#### Source text

Five hours in Paradise - Parts I & II

Posted by nige on June 10, 2004, 06:04:53 pm

Five Hours in Paradise

The atmosphere was tense at Anfield on Friday 21st May 2004; it made me think of a movie where the old Emperor is on his death bed, with no undisputed heir; all round him, his loyal guards and servants don't know what to  expect, nor what is being plotted behind the scenes by the real powers behind the throne, scheming to bring in a new man. The Thai offer; the Morgan bid; Gérard Houllier’s protestations that he was going nowhere: they all hung heavy in the air for as long as the media spin would let them.

2 friends were waiting for me in the Main Stand car park outside the Directors' Entrance; their professional-looking video equipment was making the smart-blazered security men a little anxious.

“Are you press? No interviews today.”
“No we’re just meeting our mate who’s playing in the Football Aid charity match".
“You got your guest passes?”
“No, he’s got them - we’ll just give him a call on his mobile.”

My phone rang.

“We’re here at the Main Stand. Where are you?”
“Got here early so I’m just in the club shop, buying a ball, so’s I can get Phil Neal, Alan Kennedy and the rest of them to sign. I’ll be there in 5 minutes.”

We'd deliberately parked right where the LFC players themselves park,  by the Player's Entrance, and we hung about there taking a few photos & video clips, with me joking nervously about being a big star making my Anfield debut.  At the age of nearly forty-one I had waited even longer to play for a "Liverpool" team at Anfield than even Paul Jones did ! This was all thanks to "Football Aid", a brilliant idea - raising money for charity and letting people like me fulfil their dreams ! Most of the big teams in England and Scotland give their supporters this opportunity every year during the merry month of May - see the website  www.footballaid.com

But  I never imagined  I'd actually be able to use the Players' Entrance itself as we'd been told to use the Directors Entrance,   so eventually we were amongst the last to go in there: my girlfriend Claire, her Reds-loving  mate Marcella, and two other mates, Simon & Dave. We were welcomed by a “Football Aid” official who didn’t tell us much but just told us we could go upstairs and sit down. Seeing that not much was happening yet, two of my "supporters" went off to find a pie on Walton Breck Road and a pint in the Albert!

How could they waste even 5 minutes of a chance to be inside a rarely-seen part of Anfield, I wondered? But no food was on sale inside Anfield today, and when you get the call of the pie & chips, I guess it must be obeyed ...

########
#### Records shown

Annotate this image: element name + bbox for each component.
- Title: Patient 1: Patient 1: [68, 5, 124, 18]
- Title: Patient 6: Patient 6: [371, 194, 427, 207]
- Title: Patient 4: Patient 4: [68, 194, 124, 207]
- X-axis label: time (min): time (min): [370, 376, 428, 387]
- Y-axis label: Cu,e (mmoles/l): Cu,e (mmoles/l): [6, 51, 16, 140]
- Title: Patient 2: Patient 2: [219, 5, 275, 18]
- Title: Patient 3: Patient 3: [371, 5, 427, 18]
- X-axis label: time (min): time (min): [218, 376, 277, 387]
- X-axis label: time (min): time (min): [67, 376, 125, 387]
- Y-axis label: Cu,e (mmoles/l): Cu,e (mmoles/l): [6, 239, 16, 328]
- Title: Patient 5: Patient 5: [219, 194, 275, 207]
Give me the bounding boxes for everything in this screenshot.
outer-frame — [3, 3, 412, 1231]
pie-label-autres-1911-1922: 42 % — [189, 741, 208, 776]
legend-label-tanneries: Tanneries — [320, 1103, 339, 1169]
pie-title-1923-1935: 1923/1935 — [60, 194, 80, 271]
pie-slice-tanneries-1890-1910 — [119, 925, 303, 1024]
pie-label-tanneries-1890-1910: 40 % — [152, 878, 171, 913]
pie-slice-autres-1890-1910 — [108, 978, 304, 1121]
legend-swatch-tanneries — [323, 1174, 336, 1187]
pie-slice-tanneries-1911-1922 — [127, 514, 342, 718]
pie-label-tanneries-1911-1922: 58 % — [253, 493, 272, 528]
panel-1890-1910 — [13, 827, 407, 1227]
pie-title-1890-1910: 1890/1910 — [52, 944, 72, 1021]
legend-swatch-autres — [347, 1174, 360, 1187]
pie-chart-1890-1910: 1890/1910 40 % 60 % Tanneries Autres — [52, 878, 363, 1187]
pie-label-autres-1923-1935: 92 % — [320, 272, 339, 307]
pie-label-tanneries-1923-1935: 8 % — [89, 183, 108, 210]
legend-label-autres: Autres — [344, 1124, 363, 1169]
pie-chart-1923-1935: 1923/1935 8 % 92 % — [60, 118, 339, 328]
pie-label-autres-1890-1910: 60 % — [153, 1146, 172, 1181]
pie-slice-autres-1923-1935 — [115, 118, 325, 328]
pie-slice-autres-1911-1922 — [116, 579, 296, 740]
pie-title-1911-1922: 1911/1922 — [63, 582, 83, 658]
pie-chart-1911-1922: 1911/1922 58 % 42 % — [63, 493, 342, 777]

########

Objectives:
1. Answer these from the Football Aid post:
(a) On what date was the atmosphere at Anfield described as tense?
(b) What was the writer buying in the club shop, and for what purpose?
(c) Which entrance had the group been told to use?
2. Decide whether each statement agrees with the Football Aid post. Answer yes or no and quote the words that settle it.
(a) The writer was nearly forty-one at the time of the match.
(b) Food was on sale inside Anfield that day.
(c) The friends' video equipment made the security men uneasy.
3. Continue the Football Aid post from the point where it stops.
None of the data is needed here.

Outputs:
1.
(a) Friday 21st May 2004.
(b) A ball, so that Phil Neal, Alan Kennedy and the rest of them could sign it.
(c) The Directors Entrance.

2.
(a) Yes: "At the age of nearly forty-one"
(b) No: "But no food was on sale inside Anfield today"
(c) Yes: "their professional-looking video equipment was making the smart-blazered security men a little anxious"

3.
Up the main stairs, with the engraved plaque listing all the achievements of Liverpool Football Club, to a big lounge bar area behind the director’s box, where all the 26 Liverpool fans who had put in the highest bids on footballaid.com were just sitting there nervously with friends and families waiting for the action to start. For these lifelong supporters and amateur players of very varying standards, this would be their once-in-a–lifetime chance to play a 90-minute match at Anfield (or 45 minutes, if that was all their bid allowed them), alongside Alan Kennedy, David Johnson, Phil Neal and David Fairclough – about  50 major medals with the Reds between them. The 2 teams were due to be managed by Ian Callaghan and Brian Hall, but Cally had been unable to make it – I never found out why – so we had to make do with Brian Hall, “Little Bamber”as Kopites used to call him, who was basically running the show as Liverpool’s head of Public & Community Relations.

People were sitting round nervously sipping soft drinks, waiting to be told where to go next, most not daring to talk to the strangers around them, but I introduced myself to a few. An Irish lad had won the bidding for the legendary Red number seven shirt and was sitting at the next table with a few mates (only 4 guests allowed each – pity really, or I’d have invited everyone off Red and White Kop!). I also met the Red team’s keeper. As I’d be playing for the “away” team, I was pleased to note that he stood about  5’ 9” and looked like he was bricking it even more than me !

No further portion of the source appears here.